══ SELECTED PASSAGE

Grammar-Constrained Generation¶

Language models generate free-form text, but many applications require output that conforms to a specific structure -- valid JSON for API responses, matching a regex for data extraction, or following a context-free grammar for code generation. Grammar-constrained generation forces the model to produce only tokens that maintain validity with respect to a formal specification, without retraining or fine-tuning.

1. Constrained Generation¶

Constrained Decoding

Given a grammar $ G $ and the current partial output $ x_{<t} $, define the set of valid next tokens as:

\[ V_G(x_{<t}) = \{ v \in V : x_{<t} \oplus v \text{ is a valid prefix of } G \} \]

where $ \oplus $ denotes concatenation. At each generation step, tokens outside $ V_G $ are masked from the sampling distribution.

The key insight is that constraints are applied at the logit level, before sampling. This preserves the model's relative preferences among valid tokens while absolutely preventing invalid ones.

════
══ DATA LINES

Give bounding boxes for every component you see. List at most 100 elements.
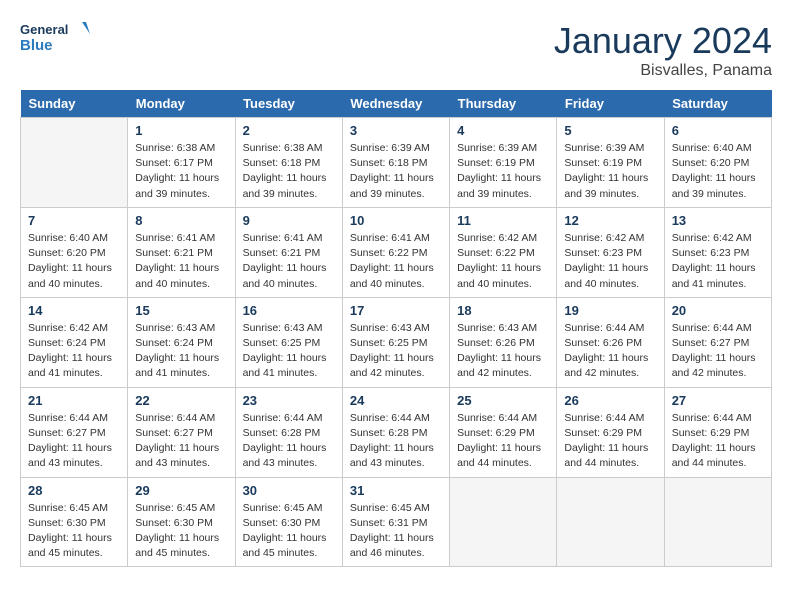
header-day-thursday: Thursday <box>450 90 557 118</box>
month-title: January 2024 <box>554 20 772 62</box>
day-info: Sunrise: 6:44 AMSunset: 6:29 PMDaylight:… <box>672 411 764 472</box>
logo: General Blue <box>20 20 90 56</box>
day-info: Sunrise: 6:41 AMSunset: 6:21 PMDaylight:… <box>135 231 227 292</box>
day-number: 15 <box>135 303 227 318</box>
day-number: 8 <box>135 213 227 228</box>
calendar-cell: 28Sunrise: 6:45 AMSunset: 6:30 PMDayligh… <box>21 477 128 567</box>
calendar-cell: 26Sunrise: 6:44 AMSunset: 6:29 PMDayligh… <box>557 387 664 477</box>
calendar-cell: 10 Sunrise: 6:41 AMSunset: 6:22 PMDayligh… <box>342 207 449 297</box>
day-info: Sunrise: 6:40 AMSunset: 6:20 PMDaylight:… <box>672 141 764 202</box>
day-number: 21 <box>28 393 120 408</box>
week-row-2: 7 Sunrise: 6:40 AMSunset: 6:20 PMDaylight… <box>21 207 772 297</box>
title-block: January 2024 Bisvalles, Panama <box>554 20 772 80</box>
day-info: Sunrise: 6:45 AMSunset: 6:30 PMDaylight:… <box>135 501 227 562</box>
day-info: Sunrise: 6:43 AMSunset: 6:25 PMDaylight:… <box>243 321 335 382</box>
calendar-cell: 11Sunrise: 6:42 AMSunset: 6:22 PMDayligh… <box>450 207 557 297</box>
header-day-wednesday: Wednesday <box>342 90 449 118</box>
day-number: 10 <box>350 213 442 228</box>
calendar-cell: 1 Sunrise: 6:38 AMSunset: 6:17 PMDaylight… <box>128 118 235 208</box>
day-info: Sunrise: 6:39 AMSunset: 6:19 PMDaylight:… <box>564 141 656 202</box>
day-number: 23 <box>243 393 335 408</box>
day-number: 27 <box>672 393 764 408</box>
day-info: Sunrise: 6:39 AMSunset: 6:18 PMDaylight:… <box>350 141 442 202</box>
calendar-cell: 31Sunrise: 6:45 AMSunset: 6:31 PMDayligh… <box>342 477 449 567</box>
calendar-cell <box>21 118 128 208</box>
week-row-4: 21 Sunrise: 6:44 AMSunset: 6:27 PMDayligh… <box>21 387 772 477</box>
week-row-3: 14 Sunrise: 6:42 AMSunset: 6:24 PMDayligh… <box>21 297 772 387</box>
calendar-cell: 3 Sunrise: 6:39 AMSunset: 6:18 PMDaylight… <box>342 118 449 208</box>
day-number: 19 <box>564 303 656 318</box>
day-info: Sunrise: 6:44 AMSunset: 6:27 PMDaylight:… <box>672 321 764 382</box>
calendar-cell: 4 Sunrise: 6:39 AMSunset: 6:19 PMDaylight… <box>450 118 557 208</box>
logo-svg: General Blue <box>20 20 90 56</box>
day-number: 4 <box>457 123 549 138</box>
calendar-cell: 16 Sunrise: 6:43 AMSunset: 6:25 PMDayligh… <box>235 297 342 387</box>
day-number: 1 <box>135 123 227 138</box>
calendar-cell <box>450 477 557 567</box>
day-number: 9 <box>243 213 335 228</box>
day-number: 22 <box>135 393 227 408</box>
day-info: Sunrise: 6:39 AMSunset: 6:19 PMDaylight:… <box>457 141 549 202</box>
calendar-cell: 6 Sunrise: 6:40 AMSunset: 6:20 PMDaylight… <box>664 118 771 208</box>
day-number: 24 <box>350 393 442 408</box>
day-number: 5 <box>564 123 656 138</box>
calendar-cell: 14 Sunrise: 6:42 AMSunset: 6:24 PMDayligh… <box>21 297 128 387</box>
day-number: 16 <box>243 303 335 318</box>
calendar-cell: 23 Sunrise: 6:44 AMSunset: 6:28 PMDayligh… <box>235 387 342 477</box>
day-info: Sunrise: 6:38 AMSunset: 6:18 PMDaylight:… <box>243 141 335 202</box>
day-number: 30 <box>243 483 335 498</box>
calendar-cell: 2 Sunrise: 6:38 AMSunset: 6:18 PMDaylight… <box>235 118 342 208</box>
day-number: 6 <box>672 123 764 138</box>
day-info: Sunrise: 6:44 AMSunset: 6:27 PMDaylight:… <box>28 411 120 472</box>
day-info: Sunrise: 6:43 AMSunset: 6:26 PMDaylight:… <box>457 321 549 382</box>
day-number: 3 <box>350 123 442 138</box>
header-day-sunday: Sunday <box>21 90 128 118</box>
header-day-friday: Friday <box>557 90 664 118</box>
day-info: Sunrise: 6:42 AMSunset: 6:23 PMDaylight:… <box>564 231 656 292</box>
day-info: Sunrise: 6:45 AMSunset: 6:30 PMDaylight:… <box>243 501 335 562</box>
day-number: 18 <box>457 303 549 318</box>
week-row-1: 1 Sunrise: 6:38 AMSunset: 6:17 PMDaylight… <box>21 118 772 208</box>
calendar-cell: 24 Sunrise: 6:44 AMSunset: 6:28 PMDayligh… <box>342 387 449 477</box>
calendar-cell <box>557 477 664 567</box>
day-number: 26 <box>564 393 656 408</box>
day-info: Sunrise: 6:44 AMSunset: 6:28 PMDaylight:… <box>243 411 335 472</box>
day-info: Sunrise: 6:44 AMSunset: 6:29 PMDaylight:… <box>457 411 549 472</box>
calendar-cell: 17Sunrise: 6:43 AMSunset: 6:25 PMDayligh… <box>342 297 449 387</box>
calendar-cell: 8 Sunrise: 6:41 AMSunset: 6:21 PMDaylight… <box>128 207 235 297</box>
day-info: Sunrise: 6:43 AMSunset: 6:25 PMDaylight:… <box>350 321 442 382</box>
header-day-saturday: Saturday <box>664 90 771 118</box>
day-number: 2 <box>243 123 335 138</box>
day-number: 12 <box>564 213 656 228</box>
day-info: Sunrise: 6:40 AMSunset: 6:20 PMDaylight:… <box>28 231 120 292</box>
header-row: SundayMondayTuesdayWednesdayThursdayFrid… <box>21 90 772 118</box>
day-number: 25 <box>457 393 549 408</box>
calendar-cell: 20Sunrise: 6:44 AMSunset: 6:27 PMDayligh… <box>664 297 771 387</box>
day-number: 14 <box>28 303 120 318</box>
day-number: 29 <box>135 483 227 498</box>
calendar-cell: 12 Sunrise: 6:42 AMSunset: 6:23 PMDayligh… <box>557 207 664 297</box>
svg-text:General: General <box>20 22 68 37</box>
day-info: Sunrise: 6:44 AMSunset: 6:26 PMDaylight:… <box>564 321 656 382</box>
day-info: Sunrise: 6:38 AMSunset: 6:17 PMDaylight:… <box>135 141 227 202</box>
calendar-table: SundayMondayTuesdayWednesdayThursdayFrid… <box>20 90 772 567</box>
calendar-cell: 15 Sunrise: 6:43 AMSunset: 6:24 PMDayligh… <box>128 297 235 387</box>
calendar-cell: 29 Sunrise: 6:45 AMSunset: 6:30 PMDayligh… <box>128 477 235 567</box>
day-info: Sunrise: 6:41 AMSunset: 6:22 PMDaylight:… <box>350 231 442 292</box>
page-header: General Blue January 2024 Bisvalles, Pan… <box>20 20 772 80</box>
day-number: 11 <box>457 213 549 228</box>
calendar-cell: 19 Sunrise: 6:44 AMSunset: 6:26 PMDayligh… <box>557 297 664 387</box>
day-info: Sunrise: 6:43 AMSunset: 6:24 PMDaylight:… <box>135 321 227 382</box>
day-number: 7 <box>28 213 120 228</box>
calendar-cell: 9 Sunrise: 6:41 AMSunset: 6:21 PMDaylight… <box>235 207 342 297</box>
day-info: Sunrise: 6:41 AMSunset: 6:21 PMDaylight:… <box>243 231 335 292</box>
location: Bisvalles, Panama <box>554 62 772 80</box>
calendar-cell <box>664 477 771 567</box>
day-number: 28 <box>28 483 120 498</box>
calendar-cell: 5 Sunrise: 6:39 AMSunset: 6:19 PMDaylight… <box>557 118 664 208</box>
calendar-cell: 22 Sunrise: 6:44 AMSunset: 6:27 PMDayligh… <box>128 387 235 477</box>
day-info: Sunrise: 6:44 AMSunset: 6:27 PMDaylight:… <box>135 411 227 472</box>
day-info: Sunrise: 6:44 AMSunset: 6:28 PMDaylight:… <box>350 411 442 472</box>
calendar-cell: 21 Sunrise: 6:44 AMSunset: 6:27 PMDayligh… <box>21 387 128 477</box>
day-info: Sunrise: 6:42 AMSunset: 6:24 PMDaylight:… <box>28 321 120 382</box>
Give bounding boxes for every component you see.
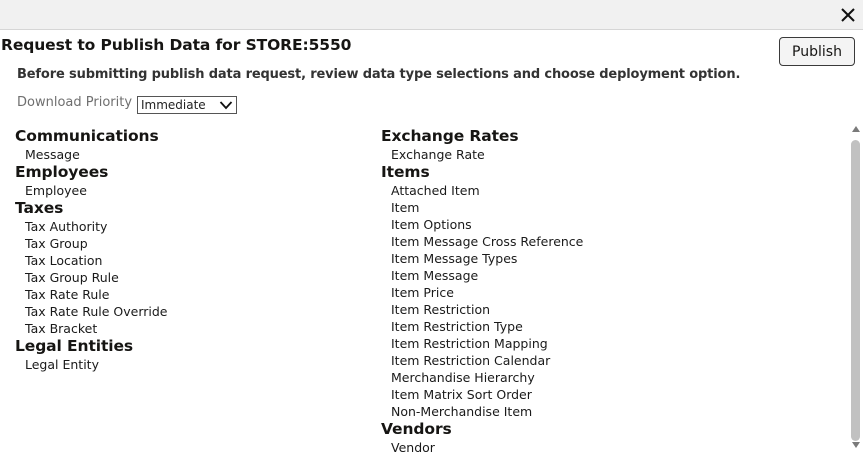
data-type-item-tax-authority: Tax Authority (25, 219, 108, 234)
data-type-item-item-message-cross-reference: Item Message Cross Reference (391, 234, 584, 249)
group-heading-taxes: Taxes (15, 199, 64, 217)
instructions-text: Before submitting publish data request, … (17, 67, 741, 82)
group-heading-items: Items (381, 163, 430, 181)
data-type-item-item-restriction-calendar: Item Restriction Calendar (391, 353, 551, 368)
download-priority-value: Immediate (141, 98, 206, 112)
publish-button[interactable]: Publish (779, 37, 855, 66)
data-type-item-item-restriction: Item Restriction (391, 302, 491, 317)
data-type-item-legal-entity: Legal Entity (25, 357, 99, 372)
dialog-title: Request to Publish Data for STORE:5550 (1, 36, 352, 54)
chevron-down-icon (219, 101, 233, 110)
group-heading-employees: Employees (15, 163, 109, 181)
scrollbar-thumb[interactable] (851, 140, 860, 441)
close-button[interactable] (839, 6, 857, 24)
data-type-item-tax-location: Tax Location (25, 253, 103, 268)
group-heading-vendors: Vendors (381, 420, 452, 438)
group-heading-legal-entities: Legal Entities (15, 337, 134, 355)
data-type-item-vendor: Vendor (391, 440, 435, 455)
vertical-scrollbar[interactable] (849, 120, 863, 455)
download-priority-label: Download Priority (17, 95, 133, 110)
data-type-item-tax-bracket: Tax Bracket (25, 321, 98, 336)
data-type-item-item-options: Item Options (391, 217, 472, 232)
group-heading-communications: Communications (15, 127, 159, 145)
group-heading-exchange-rates: Exchange Rates (381, 127, 519, 145)
data-type-item-tax-rate-rule-override: Tax Rate Rule Override (25, 304, 168, 319)
data-type-item-non-merchandise-item: Non-Merchandise Item (391, 404, 533, 419)
download-priority-select[interactable]: Immediate (137, 96, 237, 114)
data-type-list: Communications Message Employees Employee Ta… (0, 120, 848, 468)
data-type-item-item-message: Item Message (391, 268, 479, 283)
close-icon (841, 8, 855, 22)
right-column: Exchange Rates Exchange Rate Items Attached… (381, 127, 821, 456)
data-type-item-exchange-rate: Exchange Rate (391, 147, 485, 162)
data-type-item-item-matrix-sort-order: Item Matrix Sort Order (391, 387, 532, 402)
data-type-item-item-restriction-type: Item Restriction Type (391, 319, 523, 334)
data-type-item-employee: Employee (25, 183, 87, 198)
data-type-item-merchandise-hierarchy: Merchandise Hierarchy (391, 370, 535, 385)
data-type-item-message: Message (25, 147, 80, 162)
data-type-item-tax-group-rule: Tax Group Rule (25, 270, 119, 285)
data-type-item-item-restriction-mapping: Item Restriction Mapping (391, 336, 548, 351)
data-type-item-tax-rate-rule: Tax Rate Rule (25, 287, 110, 302)
left-column: Communications Message Employees Employee Ta… (15, 127, 355, 373)
data-type-item-item-price: Item Price (391, 285, 454, 300)
triangle-down-icon[interactable] (851, 441, 861, 449)
data-type-item-attached-item: Attached Item (391, 183, 480, 198)
triangle-up-icon[interactable] (851, 125, 861, 133)
data-type-item-item-message-types: Item Message Types (391, 251, 518, 266)
data-type-item-item: Item (391, 200, 420, 215)
dialog-title-bar (0, 0, 863, 30)
data-type-item-tax-group: Tax Group (25, 236, 88, 251)
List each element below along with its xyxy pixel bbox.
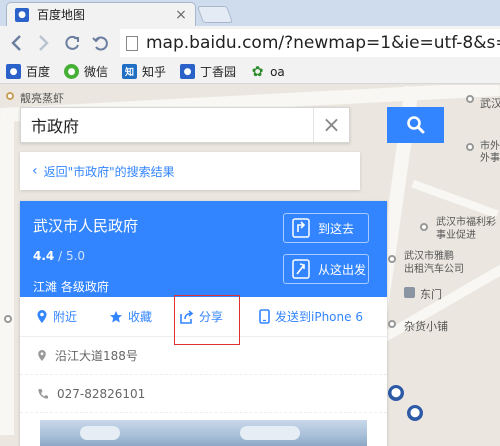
route-to-label: 到这去: [318, 221, 355, 236]
map-road: [0, 115, 14, 435]
phone-text[interactable]: 027-82826101: [57, 387, 145, 401]
undo-icon[interactable]: [86, 29, 114, 57]
map-label: 杂货小铺: [404, 320, 448, 333]
place-rating: 4.4 / 5.0: [33, 249, 85, 263]
location-pin-icon: [37, 310, 47, 323]
address-row: 沿江大道188号: [20, 337, 387, 375]
favorite-label: 收藏: [128, 310, 153, 324]
search-input[interactable]: 市政府: [31, 113, 313, 137]
telephone-icon: [38, 388, 48, 399]
route-from-here-button[interactable]: 从这出发: [283, 254, 369, 284]
route-from-label: 从这出发: [318, 262, 367, 277]
route-to-icon: [292, 218, 310, 238]
map-label: 外事办公: [480, 153, 500, 164]
bookmark-wechat[interactable]: ● 微信: [64, 63, 108, 80]
poi-marker[interactable]: [388, 255, 396, 263]
map-label: 武汉市福利彩: [436, 217, 496, 228]
poi-marker[interactable]: [420, 223, 428, 231]
send-to-phone-button[interactable]: 发送到iPhone 6: [259, 297, 363, 337]
bus-stop-icon[interactable]: ⬤: [388, 385, 404, 401]
bookmark-label: 知乎: [142, 65, 167, 79]
page-icon: [126, 35, 138, 51]
gate-icon: [404, 287, 415, 298]
bookmark-label: 百度: [26, 65, 51, 79]
phone-icon: [259, 309, 270, 324]
zhihu-icon: 知: [122, 64, 138, 79]
map-label: 东门: [420, 288, 442, 301]
search-button[interactable]: [387, 107, 444, 143]
back-arrow-icon[interactable]: [2, 29, 30, 57]
forward-arrow-icon[interactable]: [30, 29, 58, 57]
route-from-icon: [292, 259, 310, 279]
browser-tab-bar: ● 百度地图 ×: [0, 0, 500, 26]
search-icon: [406, 116, 424, 134]
poi-marker[interactable]: [6, 92, 14, 100]
bookmarks-bar: ● 百度 ● 微信 知 知乎 ● 丁香园 ✿ oa: [0, 60, 500, 84]
place-category: 江滩 各级政府: [33, 280, 109, 294]
dxy-paw-icon: ●: [180, 64, 196, 79]
poi-marker[interactable]: [466, 143, 474, 151]
bookmark-dxy[interactable]: ● 丁香园: [180, 63, 236, 80]
place-name: 武汉市人民政府: [33, 217, 139, 235]
map-label: 事业促进: [436, 230, 476, 241]
photo-cloud: [80, 426, 120, 440]
browser-tab[interactable]: ● 百度地图 ×: [6, 2, 196, 26]
reload-icon[interactable]: [58, 29, 86, 57]
nearby-label: 附近: [53, 310, 78, 324]
rating-max: / 5.0: [58, 249, 86, 263]
poi-marker[interactable]: [466, 95, 474, 103]
tab-title: 百度地图: [37, 8, 86, 22]
place-card-header: 武汉市人民政府 4.4 / 5.0 江滩 各级政府 到这去 从这出发: [20, 201, 387, 297]
favorite-button[interactable]: 收藏: [109, 297, 152, 337]
map-label: 出租汽车公司: [404, 264, 464, 275]
send-label: 发送到iPhone 6: [275, 310, 363, 324]
rating-score: 4.4: [33, 249, 55, 263]
bus-stop-icon[interactable]: ⬤: [407, 405, 423, 421]
bookmark-label: 丁香园: [200, 65, 237, 79]
map-label: 靓亮蒸虾: [20, 92, 64, 105]
place-photo[interactable]: [40, 420, 367, 446]
tab-close-icon[interactable]: ×: [173, 7, 189, 23]
photo-cloud: [240, 426, 300, 440]
route-to-here-button[interactable]: 到这去: [283, 213, 369, 243]
address-text: 沿江大道188号: [55, 349, 138, 363]
bookmark-label: oa: [270, 64, 285, 79]
bookmark-oa[interactable]: ✿ oa: [250, 63, 285, 80]
baidu-paw-icon: ●: [15, 7, 29, 22]
bookmark-label: 微信: [84, 65, 109, 79]
map-label: 武汉: [480, 97, 500, 110]
nearby-button[interactable]: 附近: [36, 297, 77, 337]
map-label: 武汉市雅鹏: [404, 251, 454, 262]
place-card: 武汉市人民政府 4.4 / 5.0 江滩 各级政府 到这去 从这出发 附近 收藏…: [20, 201, 387, 446]
back-to-results-link[interactable]: ‹ 返回"市政府"的搜索结果: [20, 152, 360, 190]
oa-gear-icon: ✿: [251, 63, 264, 80]
phone-row: 027-82826101: [20, 375, 387, 413]
back-link-label: 返回"市政府"的搜索结果: [43, 164, 175, 179]
new-tab-button[interactable]: [196, 6, 234, 23]
address-pin-icon: [38, 350, 46, 361]
poi-marker[interactable]: [4, 315, 12, 323]
search-box: 市政府 ×: [20, 107, 350, 143]
clear-search-icon[interactable]: ×: [313, 108, 349, 142]
map-road: [411, 179, 499, 219]
bookmark-baidu[interactable]: ● 百度: [6, 63, 50, 80]
chevron-left-icon: ‹: [32, 163, 38, 179]
url-text: map.baidu.com/?newmap=1&ie=utf-8&s=s%: [146, 33, 500, 53]
poi-marker[interactable]: [388, 320, 396, 328]
wechat-icon: ●: [64, 64, 80, 79]
baidu-paw-icon: ●: [6, 64, 21, 79]
browser-toolbar: map.baidu.com/?newmap=1&ie=utf-8&s=s%: [0, 26, 500, 60]
address-bar[interactable]: map.baidu.com/?newmap=1&ie=utf-8&s=s%: [120, 29, 500, 57]
bookmark-zhihu[interactable]: 知 知乎: [122, 63, 166, 80]
star-icon: [110, 310, 122, 322]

════

> **WHAT TO DO**
According to the passage on grammar-constrained generation, at what level are the constraints applied? These entries come from a separate source, unrelated to the text.

> **RESPONSE TO THIS TASK**
At the logit level, before sampling.